> [Directions for this task] In your copy, leave out the pictures; write out all the data exactly.

> [Task inputs]
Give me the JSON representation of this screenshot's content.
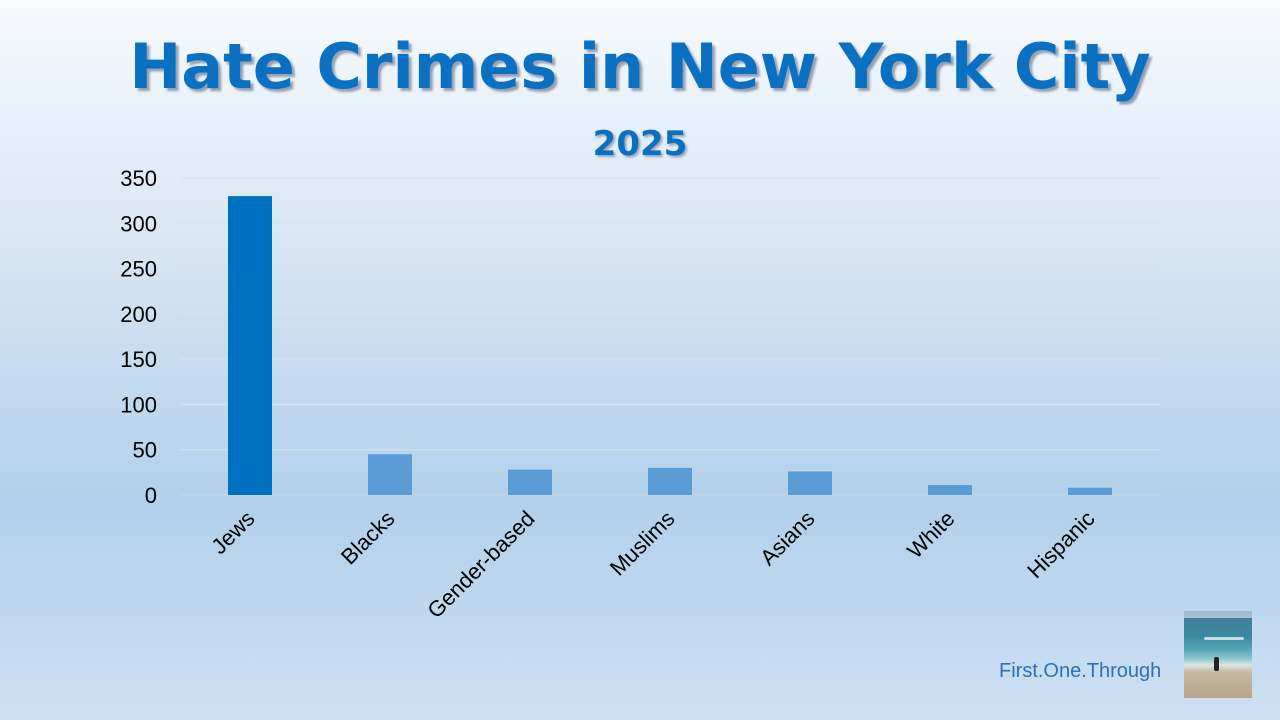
{
  "header": {
    "title": "Hate Crimes in New York City",
    "subtitle": "2025"
  },
  "footer": {
    "credit": "First.One.Through"
  },
  "colors": {
    "highlight_bar": "#0070c0",
    "other_bars": "#5b9bd5",
    "title": "#0a70c2"
  },
  "chart_data": {
    "type": "bar",
    "title": "Hate Crimes in New York City",
    "subtitle": "2025",
    "categories": [
      "Jews",
      "Blacks",
      "Gender-based",
      "Muslims",
      "Asians",
      "White",
      "Hispanic"
    ],
    "values": [
      330,
      45,
      28,
      30,
      26,
      11,
      8
    ],
    "ylim": [
      0,
      350
    ],
    "yticks": [
      0,
      50,
      100,
      150,
      200,
      250,
      300,
      350
    ],
    "grid": true,
    "xlabel": "",
    "ylabel": ""
  }
}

> [Result of this task]
Give me the JSON representation of this screenshot's content.
{
  "header": {
    "title": "Hate Crimes in New York City",
    "subtitle": "2025"
  },
  "footer": {
    "credit": "First.One.Through"
  },
  "colors": {
    "highlight_bar": "#0070c0",
    "other_bars": "#5b9bd5",
    "title": "#0a70c2"
  },
  "chart_data": {
    "type": "bar",
    "title": "Hate Crimes in New York City",
    "subtitle": "2025",
    "categories": [
      "Jews",
      "Blacks",
      "Gender-based",
      "Muslims",
      "Asians",
      "White",
      "Hispanic"
    ],
    "values": [
      330,
      45,
      28,
      30,
      26,
      11,
      8
    ],
    "ylim": [
      0,
      350
    ],
    "yticks": [
      0,
      50,
      100,
      150,
      200,
      250,
      300,
      350
    ],
    "grid": true,
    "xlabel": "",
    "ylabel": ""
  }
}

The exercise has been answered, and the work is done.